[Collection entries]

-=-=-

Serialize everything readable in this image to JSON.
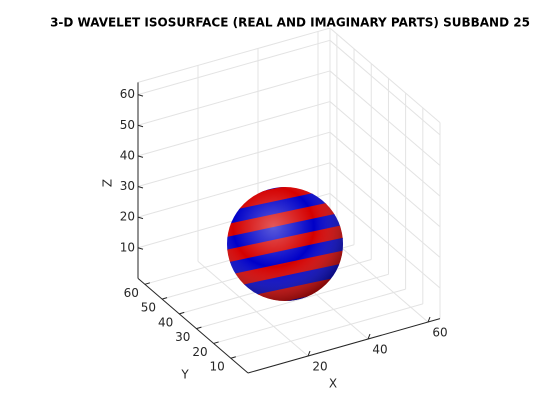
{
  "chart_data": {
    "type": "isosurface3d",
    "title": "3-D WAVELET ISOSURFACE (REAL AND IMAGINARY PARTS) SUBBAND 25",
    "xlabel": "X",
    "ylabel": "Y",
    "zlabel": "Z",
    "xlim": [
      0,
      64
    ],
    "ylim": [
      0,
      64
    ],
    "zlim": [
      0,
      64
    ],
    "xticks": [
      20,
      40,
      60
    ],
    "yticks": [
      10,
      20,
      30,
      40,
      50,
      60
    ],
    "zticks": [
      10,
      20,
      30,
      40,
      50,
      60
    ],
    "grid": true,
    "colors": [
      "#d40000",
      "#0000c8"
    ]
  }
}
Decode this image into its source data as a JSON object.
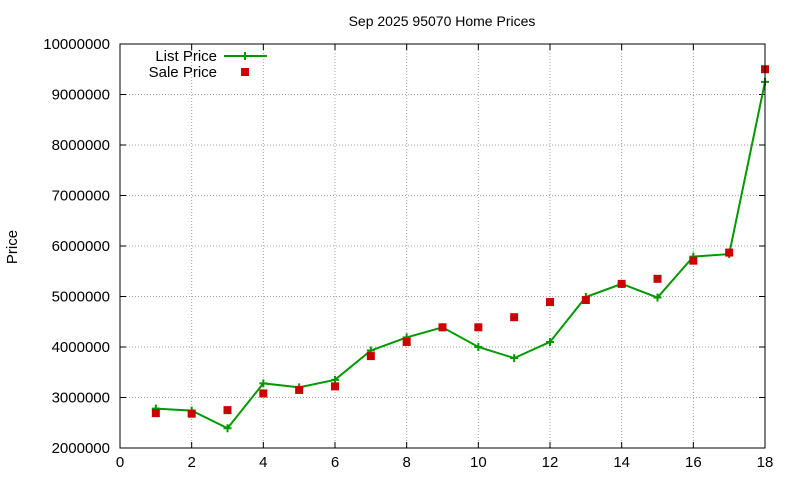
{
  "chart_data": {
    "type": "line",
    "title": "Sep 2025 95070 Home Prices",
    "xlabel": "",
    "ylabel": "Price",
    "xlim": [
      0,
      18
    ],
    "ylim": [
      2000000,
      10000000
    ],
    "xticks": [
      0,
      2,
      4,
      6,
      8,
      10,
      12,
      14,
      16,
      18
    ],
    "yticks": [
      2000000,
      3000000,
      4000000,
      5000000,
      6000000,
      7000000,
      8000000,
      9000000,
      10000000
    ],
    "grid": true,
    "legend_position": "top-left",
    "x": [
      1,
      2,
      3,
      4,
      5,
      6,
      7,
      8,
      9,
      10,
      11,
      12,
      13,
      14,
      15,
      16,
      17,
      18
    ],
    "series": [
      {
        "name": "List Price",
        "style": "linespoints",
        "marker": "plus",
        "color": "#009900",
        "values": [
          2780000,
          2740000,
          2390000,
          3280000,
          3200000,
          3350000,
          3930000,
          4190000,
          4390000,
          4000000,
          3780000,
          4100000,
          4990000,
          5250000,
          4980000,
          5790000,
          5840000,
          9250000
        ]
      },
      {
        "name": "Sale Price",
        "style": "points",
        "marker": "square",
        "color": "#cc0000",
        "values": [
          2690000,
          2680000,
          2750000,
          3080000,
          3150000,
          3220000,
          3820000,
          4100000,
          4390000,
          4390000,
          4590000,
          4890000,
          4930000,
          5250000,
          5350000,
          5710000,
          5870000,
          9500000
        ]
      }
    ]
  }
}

-=-=-

What to produce
Repeat only the lines from the one with "Decode this image" through the end of the data, both included and exactly as written. Pictures stay out of the copy.

Reply
Decode this image into its source data as a JSON object.
{
  "chart_data": {
    "type": "line",
    "title": "Sep 2025 95070 Home Prices",
    "xlabel": "",
    "ylabel": "Price",
    "xlim": [
      0,
      18
    ],
    "ylim": [
      2000000,
      10000000
    ],
    "xticks": [
      0,
      2,
      4,
      6,
      8,
      10,
      12,
      14,
      16,
      18
    ],
    "yticks": [
      2000000,
      3000000,
      4000000,
      5000000,
      6000000,
      7000000,
      8000000,
      9000000,
      10000000
    ],
    "grid": true,
    "legend_position": "top-left",
    "x": [
      1,
      2,
      3,
      4,
      5,
      6,
      7,
      8,
      9,
      10,
      11,
      12,
      13,
      14,
      15,
      16,
      17,
      18
    ],
    "series": [
      {
        "name": "List Price",
        "style": "linespoints",
        "marker": "plus",
        "color": "#009900",
        "values": [
          2780000,
          2740000,
          2390000,
          3280000,
          3200000,
          3350000,
          3930000,
          4190000,
          4390000,
          4000000,
          3780000,
          4100000,
          4990000,
          5250000,
          4980000,
          5790000,
          5840000,
          9250000
        ]
      },
      {
        "name": "Sale Price",
        "style": "points",
        "marker": "square",
        "color": "#cc0000",
        "values": [
          2690000,
          2680000,
          2750000,
          3080000,
          3150000,
          3220000,
          3820000,
          4100000,
          4390000,
          4390000,
          4590000,
          4890000,
          4930000,
          5250000,
          5350000,
          5710000,
          5870000,
          9500000
        ]
      }
    ]
  }
}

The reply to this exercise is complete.